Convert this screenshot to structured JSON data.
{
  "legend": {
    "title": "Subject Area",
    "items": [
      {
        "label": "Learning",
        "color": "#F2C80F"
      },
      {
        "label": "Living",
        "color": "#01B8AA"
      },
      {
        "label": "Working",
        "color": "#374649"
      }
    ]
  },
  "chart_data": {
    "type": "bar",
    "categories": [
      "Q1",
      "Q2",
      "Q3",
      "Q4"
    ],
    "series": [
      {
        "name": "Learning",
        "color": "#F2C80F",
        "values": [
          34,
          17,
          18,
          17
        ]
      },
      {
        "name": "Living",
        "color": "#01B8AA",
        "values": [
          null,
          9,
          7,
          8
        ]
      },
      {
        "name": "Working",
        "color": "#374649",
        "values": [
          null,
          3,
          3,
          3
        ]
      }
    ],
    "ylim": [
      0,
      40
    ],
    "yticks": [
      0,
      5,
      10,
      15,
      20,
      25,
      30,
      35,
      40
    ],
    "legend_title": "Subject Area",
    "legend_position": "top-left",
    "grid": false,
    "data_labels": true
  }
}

□ □ □ □ □

**EXERCISE**: Set down the entries above again, word for word.

**ANSWER IN FULL**:
Convert this screenshot to structured JSON data.
{
  "legend": {
    "title": "Subject Area",
    "items": [
      {
        "label": "Learning",
        "color": "#F2C80F"
      },
      {
        "label": "Living",
        "color": "#01B8AA"
      },
      {
        "label": "Working",
        "color": "#374649"
      }
    ]
  },
  "chart_data": {
    "type": "bar",
    "categories": [
      "Q1",
      "Q2",
      "Q3",
      "Q4"
    ],
    "series": [
      {
        "name": "Learning",
        "color": "#F2C80F",
        "values": [
          34,
          17,
          18,
          17
        ]
      },
      {
        "name": "Living",
        "color": "#01B8AA",
        "values": [
          null,
          9,
          7,
          8
        ]
      },
      {
        "name": "Working",
        "color": "#374649",
        "values": [
          null,
          3,
          3,
          3
        ]
      }
    ],
    "ylim": [
      0,
      40
    ],
    "yticks": [
      0,
      5,
      10,
      15,
      20,
      25,
      30,
      35,
      40
    ],
    "legend_title": "Subject Area",
    "legend_position": "top-left",
    "grid": false,
    "data_labels": true
  }
}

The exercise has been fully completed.